=== Provided information ===

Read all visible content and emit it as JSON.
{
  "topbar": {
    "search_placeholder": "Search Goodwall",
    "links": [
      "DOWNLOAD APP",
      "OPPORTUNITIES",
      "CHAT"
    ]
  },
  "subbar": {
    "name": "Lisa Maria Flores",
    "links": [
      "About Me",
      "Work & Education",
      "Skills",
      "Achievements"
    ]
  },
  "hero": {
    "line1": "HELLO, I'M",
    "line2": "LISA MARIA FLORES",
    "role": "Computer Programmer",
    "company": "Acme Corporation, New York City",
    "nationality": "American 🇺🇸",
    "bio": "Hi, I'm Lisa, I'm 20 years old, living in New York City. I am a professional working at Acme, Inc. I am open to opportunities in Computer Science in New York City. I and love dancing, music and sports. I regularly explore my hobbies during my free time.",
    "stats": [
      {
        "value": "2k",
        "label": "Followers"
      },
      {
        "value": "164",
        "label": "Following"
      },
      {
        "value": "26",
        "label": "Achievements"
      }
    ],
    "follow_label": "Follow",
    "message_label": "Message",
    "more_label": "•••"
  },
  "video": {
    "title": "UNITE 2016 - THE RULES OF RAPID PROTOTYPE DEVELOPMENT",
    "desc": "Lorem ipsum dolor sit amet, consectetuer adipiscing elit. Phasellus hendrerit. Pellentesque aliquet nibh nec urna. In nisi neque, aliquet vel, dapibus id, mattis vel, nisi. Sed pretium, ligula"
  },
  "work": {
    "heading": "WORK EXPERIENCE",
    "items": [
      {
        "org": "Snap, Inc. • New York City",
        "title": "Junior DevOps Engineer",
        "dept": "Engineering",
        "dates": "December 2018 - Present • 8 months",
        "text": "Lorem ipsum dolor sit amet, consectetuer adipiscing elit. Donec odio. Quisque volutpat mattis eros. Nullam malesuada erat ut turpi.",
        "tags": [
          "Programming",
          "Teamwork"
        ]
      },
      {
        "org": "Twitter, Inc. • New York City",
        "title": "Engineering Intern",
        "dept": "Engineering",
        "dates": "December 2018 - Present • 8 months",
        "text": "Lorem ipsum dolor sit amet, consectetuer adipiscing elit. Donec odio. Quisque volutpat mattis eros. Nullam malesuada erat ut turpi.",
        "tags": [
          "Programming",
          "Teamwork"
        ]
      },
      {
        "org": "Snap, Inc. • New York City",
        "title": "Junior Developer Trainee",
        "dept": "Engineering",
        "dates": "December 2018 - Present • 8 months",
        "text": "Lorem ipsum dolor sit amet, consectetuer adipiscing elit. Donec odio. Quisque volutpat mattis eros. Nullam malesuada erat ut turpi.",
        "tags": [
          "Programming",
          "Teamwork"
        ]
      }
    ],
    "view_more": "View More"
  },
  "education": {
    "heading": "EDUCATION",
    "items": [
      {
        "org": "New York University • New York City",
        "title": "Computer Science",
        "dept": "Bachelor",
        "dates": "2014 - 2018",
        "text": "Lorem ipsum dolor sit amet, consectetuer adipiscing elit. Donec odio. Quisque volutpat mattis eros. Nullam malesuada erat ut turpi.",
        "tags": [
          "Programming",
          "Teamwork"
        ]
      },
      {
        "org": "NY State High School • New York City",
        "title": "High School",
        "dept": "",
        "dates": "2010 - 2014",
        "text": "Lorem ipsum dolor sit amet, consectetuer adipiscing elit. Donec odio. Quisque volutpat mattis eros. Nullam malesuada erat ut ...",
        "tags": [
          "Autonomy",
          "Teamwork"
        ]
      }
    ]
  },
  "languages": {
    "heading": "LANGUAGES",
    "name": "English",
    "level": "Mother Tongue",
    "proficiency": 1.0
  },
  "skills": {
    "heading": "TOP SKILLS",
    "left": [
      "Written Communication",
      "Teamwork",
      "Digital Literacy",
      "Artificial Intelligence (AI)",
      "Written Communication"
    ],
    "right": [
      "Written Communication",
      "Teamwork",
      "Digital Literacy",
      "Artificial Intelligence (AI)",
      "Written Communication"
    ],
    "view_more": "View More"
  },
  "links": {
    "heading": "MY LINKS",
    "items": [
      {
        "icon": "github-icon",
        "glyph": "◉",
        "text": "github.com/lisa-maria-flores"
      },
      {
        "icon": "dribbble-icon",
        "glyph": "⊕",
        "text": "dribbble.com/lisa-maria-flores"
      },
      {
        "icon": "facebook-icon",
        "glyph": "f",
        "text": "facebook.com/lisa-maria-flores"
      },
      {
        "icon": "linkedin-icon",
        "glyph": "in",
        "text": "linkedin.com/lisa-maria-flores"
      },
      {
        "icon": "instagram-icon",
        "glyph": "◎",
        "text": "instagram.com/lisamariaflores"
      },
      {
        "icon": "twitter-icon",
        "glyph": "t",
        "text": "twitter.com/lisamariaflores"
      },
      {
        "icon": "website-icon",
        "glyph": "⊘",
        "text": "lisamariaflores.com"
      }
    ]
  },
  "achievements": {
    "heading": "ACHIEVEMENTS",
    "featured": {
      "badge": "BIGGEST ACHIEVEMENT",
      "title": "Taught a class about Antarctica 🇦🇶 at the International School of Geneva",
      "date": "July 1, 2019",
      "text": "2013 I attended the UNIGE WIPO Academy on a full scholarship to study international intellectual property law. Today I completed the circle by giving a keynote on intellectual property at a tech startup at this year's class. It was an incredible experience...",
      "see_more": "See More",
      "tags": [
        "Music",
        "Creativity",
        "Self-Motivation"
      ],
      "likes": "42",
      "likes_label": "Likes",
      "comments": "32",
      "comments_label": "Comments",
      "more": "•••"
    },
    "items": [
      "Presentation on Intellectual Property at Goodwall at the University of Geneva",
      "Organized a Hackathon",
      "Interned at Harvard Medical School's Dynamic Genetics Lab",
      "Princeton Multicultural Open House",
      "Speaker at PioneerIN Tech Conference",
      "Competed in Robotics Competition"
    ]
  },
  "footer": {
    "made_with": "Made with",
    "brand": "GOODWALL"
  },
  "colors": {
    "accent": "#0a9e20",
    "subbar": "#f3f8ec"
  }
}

===

[Exercise brief]
Without leaving anything out, give the entries again exactly.

[Full output]
Read all visible content and emit it as JSON.
{
  "topbar": {
    "search_placeholder": "Search Goodwall",
    "links": [
      "DOWNLOAD APP",
      "OPPORTUNITIES",
      "CHAT"
    ]
  },
  "subbar": {
    "name": "Lisa Maria Flores",
    "links": [
      "About Me",
      "Work & Education",
      "Skills",
      "Achievements"
    ]
  },
  "hero": {
    "line1": "HELLO, I'M",
    "line2": "LISA MARIA FLORES",
    "role": "Computer Programmer",
    "company": "Acme Corporation, New York City",
    "nationality": "American 🇺🇸",
    "bio": "Hi, I'm Lisa, I'm 20 years old, living in New York City. I am a professional working at Acme, Inc. I am open to opportunities in Computer Science in New York City. I and love dancing, music and sports. I regularly explore my hobbies during my free time.",
    "stats": [
      {
        "value": "2k",
        "label": "Followers"
      },
      {
        "value": "164",
        "label": "Following"
      },
      {
        "value": "26",
        "label": "Achievements"
      }
    ],
    "follow_label": "Follow",
    "message_label": "Message",
    "more_label": "•••"
  },
  "video": {
    "title": "UNITE 2016 - THE RULES OF RAPID PROTOTYPE DEVELOPMENT",
    "desc": "Lorem ipsum dolor sit amet, consectetuer adipiscing elit. Phasellus hendrerit. Pellentesque aliquet nibh nec urna. In nisi neque, aliquet vel, dapibus id, mattis vel, nisi. Sed pretium, ligula"
  },
  "work": {
    "heading": "WORK EXPERIENCE",
    "items": [
      {
        "org": "Snap, Inc. • New York City",
        "title": "Junior DevOps Engineer",
        "dept": "Engineering",
        "dates": "December 2018 - Present • 8 months",
        "text": "Lorem ipsum dolor sit amet, consectetuer adipiscing elit. Donec odio. Quisque volutpat mattis eros. Nullam malesuada erat ut turpi.",
        "tags": [
          "Programming",
          "Teamwork"
        ]
      },
      {
        "org": "Twitter, Inc. • New York City",
        "title": "Engineering Intern",
        "dept": "Engineering",
        "dates": "December 2018 - Present • 8 months",
        "text": "Lorem ipsum dolor sit amet, consectetuer adipiscing elit. Donec odio. Quisque volutpat mattis eros. Nullam malesuada erat ut turpi.",
        "tags": [
          "Programming",
          "Teamwork"
        ]
      },
      {
        "org": "Snap, Inc. • New York City",
        "title": "Junior Developer Trainee",
        "dept": "Engineering",
        "dates": "December 2018 - Present • 8 months",
        "text": "Lorem ipsum dolor sit amet, consectetuer adipiscing elit. Donec odio. Quisque volutpat mattis eros. Nullam malesuada erat ut turpi.",
        "tags": [
          "Programming",
          "Teamwork"
        ]
      }
    ],
    "view_more": "View More"
  },
  "education": {
    "heading": "EDUCATION",
    "items": [
      {
        "org": "New York University • New York City",
        "title": "Computer Science",
        "dept": "Bachelor",
        "dates": "2014 - 2018",
        "text": "Lorem ipsum dolor sit amet, consectetuer adipiscing elit. Donec odio. Quisque volutpat mattis eros. Nullam malesuada erat ut turpi.",
        "tags": [
          "Programming",
          "Teamwork"
        ]
      },
      {
        "org": "NY State High School • New York City",
        "title": "High School",
        "dept": "",
        "dates": "2010 - 2014",
        "text": "Lorem ipsum dolor sit amet, consectetuer adipiscing elit. Donec odio. Quisque volutpat mattis eros. Nullam malesuada erat ut ...",
        "tags": [
          "Autonomy",
          "Teamwork"
        ]
      }
    ]
  },
  "languages": {
    "heading": "LANGUAGES",
    "name": "English",
    "level": "Mother Tongue",
    "proficiency": 1.0
  },
  "skills": {
    "heading": "TOP SKILLS",
    "left": [
      "Written Communication",
      "Teamwork",
      "Digital Literacy",
      "Artificial Intelligence (AI)",
      "Written Communication"
    ],
    "right": [
      "Written Communication",
      "Teamwork",
      "Digital Literacy",
      "Artificial Intelligence (AI)",
      "Written Communication"
    ],
    "view_more": "View More"
  },
  "links": {
    "heading": "MY LINKS",
    "items": [
      {
        "icon": "github-icon",
        "glyph": "◉",
        "text": "github.com/lisa-maria-flores"
      },
      {
        "icon": "dribbble-icon",
        "glyph": "⊕",
        "text": "dribbble.com/lisa-maria-flores"
      },
      {
        "icon": "facebook-icon",
        "glyph": "f",
        "text": "facebook.com/lisa-maria-flores"
      },
      {
        "icon": "linkedin-icon",
        "glyph": "in",
        "text": "linkedin.com/lisa-maria-flores"
      },
      {
        "icon": "instagram-icon",
        "glyph": "◎",
        "text": "instagram.com/lisamariaflores"
      },
      {
        "icon": "twitter-icon",
        "glyph": "t",
        "text": "twitter.com/lisamariaflores"
      },
      {
        "icon": "website-icon",
        "glyph": "⊘",
        "text": "lisamariaflores.com"
      }
    ]
  },
  "achievements": {
    "heading": "ACHIEVEMENTS",
    "featured": {
      "badge": "BIGGEST ACHIEVEMENT",
      "title": "Taught a class about Antarctica 🇦🇶 at the International School of Geneva",
      "date": "July 1, 2019",
      "text": "2013 I attended the UNIGE WIPO Academy on a full scholarship to study international intellectual property law. Today I completed the circle by giving a keynote on intellectual property at a tech startup at this year's class. It was an incredible experience...",
      "see_more": "See More",
      "tags": [
        "Music",
        "Creativity",
        "Self-Motivation"
      ],
      "likes": "42",
      "likes_label": "Likes",
      "comments": "32",
      "comments_label": "Comments",
      "more": "•••"
    },
    "items": [
      "Presentation on Intellectual Property at Goodwall at the University of Geneva",
      "Organized a Hackathon",
      "Interned at Harvard Medical School's Dynamic Genetics Lab",
      "Princeton Multicultural Open House",
      "Speaker at PioneerIN Tech Conference",
      "Competed in Robotics Competition"
    ]
  },
  "footer": {
    "made_with": "Made with",
    "brand": "GOODWALL"
  },
  "colors": {
    "accent": "#0a9e20",
    "subbar": "#f3f8ec"
  }
}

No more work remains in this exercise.